> _Records shown_
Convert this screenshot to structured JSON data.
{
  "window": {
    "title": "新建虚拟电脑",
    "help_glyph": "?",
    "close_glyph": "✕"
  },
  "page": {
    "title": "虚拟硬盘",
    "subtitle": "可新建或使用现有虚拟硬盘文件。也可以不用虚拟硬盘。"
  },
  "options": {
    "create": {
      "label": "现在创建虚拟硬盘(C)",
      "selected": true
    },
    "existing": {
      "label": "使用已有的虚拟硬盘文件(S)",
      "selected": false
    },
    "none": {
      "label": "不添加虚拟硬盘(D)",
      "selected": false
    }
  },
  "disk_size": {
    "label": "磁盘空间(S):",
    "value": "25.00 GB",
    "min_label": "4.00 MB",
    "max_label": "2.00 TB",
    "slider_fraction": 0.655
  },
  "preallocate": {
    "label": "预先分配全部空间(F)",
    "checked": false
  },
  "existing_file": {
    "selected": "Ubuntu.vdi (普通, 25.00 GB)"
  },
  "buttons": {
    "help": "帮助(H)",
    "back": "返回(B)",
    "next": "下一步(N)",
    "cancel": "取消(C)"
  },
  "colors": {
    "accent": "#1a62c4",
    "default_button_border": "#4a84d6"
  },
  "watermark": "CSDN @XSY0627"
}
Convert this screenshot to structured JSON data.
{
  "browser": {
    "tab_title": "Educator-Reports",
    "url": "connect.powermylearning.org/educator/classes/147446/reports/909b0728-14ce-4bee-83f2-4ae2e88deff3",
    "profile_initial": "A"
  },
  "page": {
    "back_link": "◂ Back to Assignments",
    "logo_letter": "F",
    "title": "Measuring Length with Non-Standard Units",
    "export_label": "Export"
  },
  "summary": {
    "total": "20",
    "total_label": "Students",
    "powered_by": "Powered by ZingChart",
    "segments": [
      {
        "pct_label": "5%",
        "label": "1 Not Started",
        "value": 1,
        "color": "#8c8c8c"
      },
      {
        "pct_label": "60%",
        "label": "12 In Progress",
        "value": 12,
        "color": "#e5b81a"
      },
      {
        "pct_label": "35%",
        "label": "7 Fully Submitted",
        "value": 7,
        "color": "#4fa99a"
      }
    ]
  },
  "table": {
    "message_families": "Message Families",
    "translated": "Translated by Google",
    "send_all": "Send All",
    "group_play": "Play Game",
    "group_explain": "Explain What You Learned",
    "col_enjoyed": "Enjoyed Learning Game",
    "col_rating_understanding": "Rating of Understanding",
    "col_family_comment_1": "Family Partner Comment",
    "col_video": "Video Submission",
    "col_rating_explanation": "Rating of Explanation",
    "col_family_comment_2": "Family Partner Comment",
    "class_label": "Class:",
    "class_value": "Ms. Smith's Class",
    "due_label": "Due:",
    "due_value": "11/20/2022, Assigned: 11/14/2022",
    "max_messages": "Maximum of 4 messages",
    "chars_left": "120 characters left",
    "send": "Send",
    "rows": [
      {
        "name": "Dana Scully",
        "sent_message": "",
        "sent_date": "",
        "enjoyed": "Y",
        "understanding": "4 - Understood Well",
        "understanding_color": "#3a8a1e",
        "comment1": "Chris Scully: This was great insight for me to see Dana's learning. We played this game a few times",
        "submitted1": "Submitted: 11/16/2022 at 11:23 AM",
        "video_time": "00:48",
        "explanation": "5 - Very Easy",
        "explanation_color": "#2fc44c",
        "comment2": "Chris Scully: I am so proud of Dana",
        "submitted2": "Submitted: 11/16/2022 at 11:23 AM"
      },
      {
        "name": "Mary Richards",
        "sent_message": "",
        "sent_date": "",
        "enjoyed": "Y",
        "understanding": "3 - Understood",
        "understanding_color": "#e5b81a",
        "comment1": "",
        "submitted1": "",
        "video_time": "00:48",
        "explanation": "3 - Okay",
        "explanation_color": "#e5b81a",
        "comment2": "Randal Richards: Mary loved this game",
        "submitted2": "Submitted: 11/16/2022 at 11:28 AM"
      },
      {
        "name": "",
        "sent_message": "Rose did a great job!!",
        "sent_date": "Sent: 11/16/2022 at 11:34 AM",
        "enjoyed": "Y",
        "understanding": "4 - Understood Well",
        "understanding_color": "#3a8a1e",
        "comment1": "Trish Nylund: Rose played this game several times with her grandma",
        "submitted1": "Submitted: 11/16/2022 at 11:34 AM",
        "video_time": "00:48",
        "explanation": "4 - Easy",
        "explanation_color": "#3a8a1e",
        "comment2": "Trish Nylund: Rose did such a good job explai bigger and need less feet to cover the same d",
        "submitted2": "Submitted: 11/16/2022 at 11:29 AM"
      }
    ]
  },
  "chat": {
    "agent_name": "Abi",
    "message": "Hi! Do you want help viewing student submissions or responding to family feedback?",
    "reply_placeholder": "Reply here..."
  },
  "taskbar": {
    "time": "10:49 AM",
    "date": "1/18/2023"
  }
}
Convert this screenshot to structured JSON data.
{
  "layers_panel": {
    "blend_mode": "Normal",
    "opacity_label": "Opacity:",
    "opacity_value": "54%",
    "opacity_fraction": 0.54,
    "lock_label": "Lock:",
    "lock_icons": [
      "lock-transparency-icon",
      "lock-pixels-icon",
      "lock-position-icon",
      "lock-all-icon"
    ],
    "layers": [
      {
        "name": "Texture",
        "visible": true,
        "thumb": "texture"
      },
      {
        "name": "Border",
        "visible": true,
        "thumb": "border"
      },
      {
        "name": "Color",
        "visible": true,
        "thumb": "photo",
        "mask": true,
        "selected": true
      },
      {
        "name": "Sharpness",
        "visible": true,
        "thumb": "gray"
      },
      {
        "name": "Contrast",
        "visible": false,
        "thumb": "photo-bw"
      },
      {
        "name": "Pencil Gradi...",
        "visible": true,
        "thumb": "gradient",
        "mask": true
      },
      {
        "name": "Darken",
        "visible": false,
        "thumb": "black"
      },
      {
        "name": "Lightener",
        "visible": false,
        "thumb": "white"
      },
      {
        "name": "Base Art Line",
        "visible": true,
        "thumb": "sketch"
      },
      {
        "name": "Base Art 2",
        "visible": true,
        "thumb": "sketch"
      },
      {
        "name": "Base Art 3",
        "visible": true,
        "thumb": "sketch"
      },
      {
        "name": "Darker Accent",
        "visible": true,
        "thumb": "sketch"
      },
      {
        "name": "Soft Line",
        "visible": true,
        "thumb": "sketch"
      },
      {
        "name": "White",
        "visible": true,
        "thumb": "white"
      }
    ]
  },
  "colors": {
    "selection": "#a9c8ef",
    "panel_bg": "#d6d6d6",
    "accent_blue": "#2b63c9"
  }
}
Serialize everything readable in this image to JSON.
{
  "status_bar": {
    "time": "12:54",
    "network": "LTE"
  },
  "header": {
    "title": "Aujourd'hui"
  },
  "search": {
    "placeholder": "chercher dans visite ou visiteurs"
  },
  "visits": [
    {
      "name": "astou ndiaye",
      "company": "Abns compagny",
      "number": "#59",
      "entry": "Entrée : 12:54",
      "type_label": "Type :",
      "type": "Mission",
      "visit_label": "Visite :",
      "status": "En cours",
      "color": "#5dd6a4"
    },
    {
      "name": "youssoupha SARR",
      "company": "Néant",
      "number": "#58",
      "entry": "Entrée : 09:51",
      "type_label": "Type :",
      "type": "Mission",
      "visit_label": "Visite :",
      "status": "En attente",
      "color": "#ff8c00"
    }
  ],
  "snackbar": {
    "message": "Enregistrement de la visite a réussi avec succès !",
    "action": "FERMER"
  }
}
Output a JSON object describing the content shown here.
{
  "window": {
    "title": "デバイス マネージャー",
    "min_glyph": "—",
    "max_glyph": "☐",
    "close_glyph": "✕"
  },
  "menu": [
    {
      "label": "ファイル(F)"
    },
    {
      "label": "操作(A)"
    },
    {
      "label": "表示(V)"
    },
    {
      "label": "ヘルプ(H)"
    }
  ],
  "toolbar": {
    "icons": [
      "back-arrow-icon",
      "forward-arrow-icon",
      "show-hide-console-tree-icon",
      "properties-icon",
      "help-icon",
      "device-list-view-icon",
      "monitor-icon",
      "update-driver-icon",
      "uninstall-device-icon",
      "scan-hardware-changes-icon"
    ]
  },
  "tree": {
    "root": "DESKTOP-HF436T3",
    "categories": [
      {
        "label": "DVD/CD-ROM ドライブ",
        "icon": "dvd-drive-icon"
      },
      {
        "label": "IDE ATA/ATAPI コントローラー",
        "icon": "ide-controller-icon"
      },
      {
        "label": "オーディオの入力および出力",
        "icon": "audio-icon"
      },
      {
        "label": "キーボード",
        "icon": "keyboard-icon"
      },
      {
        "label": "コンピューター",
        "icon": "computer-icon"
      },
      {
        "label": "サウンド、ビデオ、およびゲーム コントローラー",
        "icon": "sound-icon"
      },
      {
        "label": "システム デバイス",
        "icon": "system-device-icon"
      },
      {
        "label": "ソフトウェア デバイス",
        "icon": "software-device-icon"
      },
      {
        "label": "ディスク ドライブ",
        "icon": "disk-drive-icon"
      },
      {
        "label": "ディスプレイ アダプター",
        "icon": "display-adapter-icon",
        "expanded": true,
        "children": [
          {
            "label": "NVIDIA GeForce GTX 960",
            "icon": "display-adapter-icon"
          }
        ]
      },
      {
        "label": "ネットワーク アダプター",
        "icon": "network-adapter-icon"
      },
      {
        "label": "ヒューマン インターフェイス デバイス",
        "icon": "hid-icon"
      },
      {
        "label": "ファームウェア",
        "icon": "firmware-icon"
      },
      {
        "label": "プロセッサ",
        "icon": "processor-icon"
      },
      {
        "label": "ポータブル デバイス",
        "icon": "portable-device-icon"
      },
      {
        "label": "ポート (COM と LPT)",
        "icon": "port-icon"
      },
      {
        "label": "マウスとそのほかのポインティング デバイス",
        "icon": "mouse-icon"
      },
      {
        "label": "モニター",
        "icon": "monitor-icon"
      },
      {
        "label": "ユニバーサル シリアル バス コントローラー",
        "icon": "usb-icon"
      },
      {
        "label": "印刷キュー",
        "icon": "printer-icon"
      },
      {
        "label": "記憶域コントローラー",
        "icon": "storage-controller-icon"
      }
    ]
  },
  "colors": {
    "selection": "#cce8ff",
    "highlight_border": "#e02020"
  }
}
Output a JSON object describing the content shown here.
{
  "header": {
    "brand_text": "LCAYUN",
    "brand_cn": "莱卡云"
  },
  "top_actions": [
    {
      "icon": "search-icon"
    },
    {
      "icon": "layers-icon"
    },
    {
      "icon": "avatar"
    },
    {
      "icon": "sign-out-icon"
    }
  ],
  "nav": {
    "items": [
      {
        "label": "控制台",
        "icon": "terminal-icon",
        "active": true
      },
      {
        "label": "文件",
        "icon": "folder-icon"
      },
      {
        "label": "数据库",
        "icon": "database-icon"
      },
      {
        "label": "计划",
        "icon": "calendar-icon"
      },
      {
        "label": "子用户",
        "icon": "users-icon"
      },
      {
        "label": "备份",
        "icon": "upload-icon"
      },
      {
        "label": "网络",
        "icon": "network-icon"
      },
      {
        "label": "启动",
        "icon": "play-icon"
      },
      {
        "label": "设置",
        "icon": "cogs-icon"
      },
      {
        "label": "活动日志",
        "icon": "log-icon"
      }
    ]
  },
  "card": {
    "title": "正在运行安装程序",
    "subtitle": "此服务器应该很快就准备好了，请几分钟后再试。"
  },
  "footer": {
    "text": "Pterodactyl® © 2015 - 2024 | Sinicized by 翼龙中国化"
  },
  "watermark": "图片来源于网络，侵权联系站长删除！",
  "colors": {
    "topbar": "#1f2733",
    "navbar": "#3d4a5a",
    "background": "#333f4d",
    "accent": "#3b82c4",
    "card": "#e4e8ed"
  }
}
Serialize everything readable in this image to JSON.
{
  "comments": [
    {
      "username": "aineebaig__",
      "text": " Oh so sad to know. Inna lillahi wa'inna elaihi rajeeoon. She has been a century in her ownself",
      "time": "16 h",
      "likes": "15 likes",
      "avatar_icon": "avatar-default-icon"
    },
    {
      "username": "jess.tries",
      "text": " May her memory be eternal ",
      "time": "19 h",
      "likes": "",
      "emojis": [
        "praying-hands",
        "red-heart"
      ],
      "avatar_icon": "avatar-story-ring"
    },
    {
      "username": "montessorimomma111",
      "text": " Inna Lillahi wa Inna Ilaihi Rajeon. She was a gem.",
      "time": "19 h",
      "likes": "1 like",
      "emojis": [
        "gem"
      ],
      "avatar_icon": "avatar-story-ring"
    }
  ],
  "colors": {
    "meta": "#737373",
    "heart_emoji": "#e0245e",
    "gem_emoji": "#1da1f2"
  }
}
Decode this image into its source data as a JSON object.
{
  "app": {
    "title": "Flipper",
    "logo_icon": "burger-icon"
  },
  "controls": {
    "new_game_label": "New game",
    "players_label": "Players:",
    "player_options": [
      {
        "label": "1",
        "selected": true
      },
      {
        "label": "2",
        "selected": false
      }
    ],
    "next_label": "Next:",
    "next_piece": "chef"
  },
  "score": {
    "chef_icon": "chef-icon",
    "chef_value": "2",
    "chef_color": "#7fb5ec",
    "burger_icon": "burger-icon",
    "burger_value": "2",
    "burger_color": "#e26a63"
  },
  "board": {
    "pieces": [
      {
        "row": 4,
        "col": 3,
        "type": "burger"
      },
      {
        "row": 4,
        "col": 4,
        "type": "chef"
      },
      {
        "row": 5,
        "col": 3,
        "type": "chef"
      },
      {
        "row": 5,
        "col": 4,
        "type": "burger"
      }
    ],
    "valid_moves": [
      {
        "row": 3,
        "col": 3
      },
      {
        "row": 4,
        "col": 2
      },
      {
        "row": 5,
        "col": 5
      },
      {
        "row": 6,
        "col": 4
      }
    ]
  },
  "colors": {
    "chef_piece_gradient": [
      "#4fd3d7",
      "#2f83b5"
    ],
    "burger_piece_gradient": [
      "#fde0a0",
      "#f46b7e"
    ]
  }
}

> _Instructions to follow_
Work out how many lines in the entries hold the string "played". Your answer should consist solely of that number.

> _Task output_
2